Exercise:
Extract every line of the material that holds the string "Transports".

--------------------

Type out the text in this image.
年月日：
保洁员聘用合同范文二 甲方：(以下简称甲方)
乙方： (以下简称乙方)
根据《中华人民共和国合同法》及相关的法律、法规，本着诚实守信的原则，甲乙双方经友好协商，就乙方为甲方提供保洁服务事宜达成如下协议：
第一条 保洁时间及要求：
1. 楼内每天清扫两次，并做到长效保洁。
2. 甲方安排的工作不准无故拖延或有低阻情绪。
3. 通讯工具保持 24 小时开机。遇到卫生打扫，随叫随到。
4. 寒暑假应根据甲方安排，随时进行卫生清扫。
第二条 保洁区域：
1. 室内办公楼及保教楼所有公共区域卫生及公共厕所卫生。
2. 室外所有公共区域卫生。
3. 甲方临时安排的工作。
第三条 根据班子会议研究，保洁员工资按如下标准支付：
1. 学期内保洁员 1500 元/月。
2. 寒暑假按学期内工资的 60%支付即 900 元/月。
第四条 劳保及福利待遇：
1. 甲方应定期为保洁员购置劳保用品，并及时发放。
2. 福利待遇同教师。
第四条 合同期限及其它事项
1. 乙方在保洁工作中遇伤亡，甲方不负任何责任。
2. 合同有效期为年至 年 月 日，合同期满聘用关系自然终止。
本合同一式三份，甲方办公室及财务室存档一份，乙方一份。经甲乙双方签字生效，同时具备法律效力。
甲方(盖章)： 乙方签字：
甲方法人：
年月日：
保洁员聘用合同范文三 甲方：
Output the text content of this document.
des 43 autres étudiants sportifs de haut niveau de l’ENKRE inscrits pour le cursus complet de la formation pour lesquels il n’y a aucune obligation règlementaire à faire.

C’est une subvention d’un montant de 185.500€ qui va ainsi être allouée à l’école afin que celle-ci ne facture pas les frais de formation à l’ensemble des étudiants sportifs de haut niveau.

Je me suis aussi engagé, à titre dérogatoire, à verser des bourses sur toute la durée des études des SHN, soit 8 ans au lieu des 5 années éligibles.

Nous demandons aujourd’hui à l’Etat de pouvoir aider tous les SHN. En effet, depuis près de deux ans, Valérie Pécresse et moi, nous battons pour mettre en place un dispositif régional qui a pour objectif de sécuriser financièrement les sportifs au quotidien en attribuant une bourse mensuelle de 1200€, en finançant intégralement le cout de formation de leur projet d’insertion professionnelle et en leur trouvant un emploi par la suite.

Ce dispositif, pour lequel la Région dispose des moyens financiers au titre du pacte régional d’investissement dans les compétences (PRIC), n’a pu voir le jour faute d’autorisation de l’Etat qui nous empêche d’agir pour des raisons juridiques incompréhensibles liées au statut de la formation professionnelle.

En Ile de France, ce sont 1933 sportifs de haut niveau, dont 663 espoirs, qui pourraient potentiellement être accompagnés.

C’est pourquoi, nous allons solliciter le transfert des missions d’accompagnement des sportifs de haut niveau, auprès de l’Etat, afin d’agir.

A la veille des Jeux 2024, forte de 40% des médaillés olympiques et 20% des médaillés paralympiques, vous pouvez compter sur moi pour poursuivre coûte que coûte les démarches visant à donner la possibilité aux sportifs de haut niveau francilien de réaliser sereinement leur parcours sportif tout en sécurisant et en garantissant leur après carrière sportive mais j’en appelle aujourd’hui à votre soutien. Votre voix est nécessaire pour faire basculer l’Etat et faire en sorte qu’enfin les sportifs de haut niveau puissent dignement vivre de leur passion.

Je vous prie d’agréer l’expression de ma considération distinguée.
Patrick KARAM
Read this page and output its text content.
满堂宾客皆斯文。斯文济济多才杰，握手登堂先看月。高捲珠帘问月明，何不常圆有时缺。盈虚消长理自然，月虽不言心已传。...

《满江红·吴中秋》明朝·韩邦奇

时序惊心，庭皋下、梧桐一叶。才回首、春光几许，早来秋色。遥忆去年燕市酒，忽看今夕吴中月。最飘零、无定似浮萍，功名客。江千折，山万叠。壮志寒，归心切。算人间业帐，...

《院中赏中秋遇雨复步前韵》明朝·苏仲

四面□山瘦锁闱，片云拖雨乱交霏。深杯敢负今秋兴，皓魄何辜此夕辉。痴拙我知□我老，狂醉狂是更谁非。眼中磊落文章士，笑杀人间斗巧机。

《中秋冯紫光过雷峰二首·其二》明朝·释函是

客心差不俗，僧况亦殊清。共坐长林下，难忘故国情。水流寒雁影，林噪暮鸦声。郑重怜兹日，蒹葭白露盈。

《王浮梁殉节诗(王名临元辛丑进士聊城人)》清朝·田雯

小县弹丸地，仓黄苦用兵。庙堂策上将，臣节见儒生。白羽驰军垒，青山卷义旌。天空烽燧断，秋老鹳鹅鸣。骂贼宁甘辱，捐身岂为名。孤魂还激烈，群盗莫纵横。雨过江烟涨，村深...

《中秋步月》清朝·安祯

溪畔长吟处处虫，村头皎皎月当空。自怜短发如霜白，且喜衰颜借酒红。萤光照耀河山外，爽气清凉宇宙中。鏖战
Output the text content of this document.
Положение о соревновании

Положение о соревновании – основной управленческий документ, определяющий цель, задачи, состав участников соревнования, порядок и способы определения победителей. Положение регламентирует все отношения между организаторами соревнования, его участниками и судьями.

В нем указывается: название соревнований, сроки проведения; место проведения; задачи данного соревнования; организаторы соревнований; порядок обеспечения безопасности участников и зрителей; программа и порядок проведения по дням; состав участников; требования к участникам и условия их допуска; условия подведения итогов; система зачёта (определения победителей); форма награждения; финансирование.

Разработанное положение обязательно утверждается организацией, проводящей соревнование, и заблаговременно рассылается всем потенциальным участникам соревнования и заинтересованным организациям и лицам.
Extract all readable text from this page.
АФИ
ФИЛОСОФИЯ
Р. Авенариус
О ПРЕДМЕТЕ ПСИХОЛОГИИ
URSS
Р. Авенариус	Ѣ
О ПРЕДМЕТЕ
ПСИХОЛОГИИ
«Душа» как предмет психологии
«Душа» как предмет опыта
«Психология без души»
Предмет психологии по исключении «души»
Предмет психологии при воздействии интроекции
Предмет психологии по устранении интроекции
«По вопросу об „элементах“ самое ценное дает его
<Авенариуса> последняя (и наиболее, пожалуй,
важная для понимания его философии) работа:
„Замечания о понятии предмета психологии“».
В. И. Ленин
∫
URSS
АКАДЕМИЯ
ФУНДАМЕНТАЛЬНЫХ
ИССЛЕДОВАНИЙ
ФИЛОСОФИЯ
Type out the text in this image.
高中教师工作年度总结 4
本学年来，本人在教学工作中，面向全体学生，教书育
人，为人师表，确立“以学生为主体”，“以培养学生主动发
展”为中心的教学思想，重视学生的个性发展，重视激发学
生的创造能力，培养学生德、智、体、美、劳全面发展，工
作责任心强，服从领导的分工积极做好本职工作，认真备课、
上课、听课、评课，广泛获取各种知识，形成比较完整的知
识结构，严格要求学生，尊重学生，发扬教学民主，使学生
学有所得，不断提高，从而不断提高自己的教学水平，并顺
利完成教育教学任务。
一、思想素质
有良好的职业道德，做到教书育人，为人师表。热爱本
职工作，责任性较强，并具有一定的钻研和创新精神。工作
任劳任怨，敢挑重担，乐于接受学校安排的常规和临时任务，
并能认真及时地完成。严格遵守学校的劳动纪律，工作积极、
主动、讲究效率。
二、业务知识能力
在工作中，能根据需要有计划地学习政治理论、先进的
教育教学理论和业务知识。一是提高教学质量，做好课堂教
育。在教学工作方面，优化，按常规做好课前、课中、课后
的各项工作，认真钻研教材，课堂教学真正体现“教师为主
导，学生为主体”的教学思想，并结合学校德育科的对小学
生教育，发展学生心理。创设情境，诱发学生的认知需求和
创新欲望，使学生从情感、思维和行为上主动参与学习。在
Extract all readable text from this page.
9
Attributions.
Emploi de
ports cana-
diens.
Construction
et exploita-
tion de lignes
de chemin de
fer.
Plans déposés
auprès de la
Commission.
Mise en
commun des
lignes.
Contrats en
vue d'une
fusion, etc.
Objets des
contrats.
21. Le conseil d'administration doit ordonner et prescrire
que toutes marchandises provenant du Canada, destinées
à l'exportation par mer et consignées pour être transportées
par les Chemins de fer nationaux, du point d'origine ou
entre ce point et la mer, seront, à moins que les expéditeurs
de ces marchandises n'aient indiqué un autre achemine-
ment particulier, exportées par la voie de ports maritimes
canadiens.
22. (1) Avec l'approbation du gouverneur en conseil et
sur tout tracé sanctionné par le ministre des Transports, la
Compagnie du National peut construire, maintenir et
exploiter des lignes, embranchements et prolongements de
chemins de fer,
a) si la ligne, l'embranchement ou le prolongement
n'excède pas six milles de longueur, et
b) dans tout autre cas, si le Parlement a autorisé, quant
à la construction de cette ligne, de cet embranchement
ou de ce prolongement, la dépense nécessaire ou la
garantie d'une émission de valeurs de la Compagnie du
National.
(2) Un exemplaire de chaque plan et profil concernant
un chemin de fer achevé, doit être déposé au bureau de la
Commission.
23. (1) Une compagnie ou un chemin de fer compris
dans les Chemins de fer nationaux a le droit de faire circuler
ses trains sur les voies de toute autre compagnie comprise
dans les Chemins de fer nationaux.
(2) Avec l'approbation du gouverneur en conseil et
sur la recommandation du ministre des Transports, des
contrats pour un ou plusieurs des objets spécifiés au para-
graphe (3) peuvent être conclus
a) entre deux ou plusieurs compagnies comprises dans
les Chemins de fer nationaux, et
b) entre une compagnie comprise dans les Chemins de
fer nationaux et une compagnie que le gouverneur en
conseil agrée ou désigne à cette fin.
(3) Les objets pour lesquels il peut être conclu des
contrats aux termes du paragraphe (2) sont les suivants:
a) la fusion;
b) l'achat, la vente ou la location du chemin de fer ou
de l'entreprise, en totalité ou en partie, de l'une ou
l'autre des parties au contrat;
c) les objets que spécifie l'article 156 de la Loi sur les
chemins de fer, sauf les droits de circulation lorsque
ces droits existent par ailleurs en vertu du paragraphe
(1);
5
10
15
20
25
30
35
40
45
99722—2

--------------------

Correct response:
sur tout tracé sanctionné par le ministre des Transports, la
sur la recommandation du ministre des Transports, des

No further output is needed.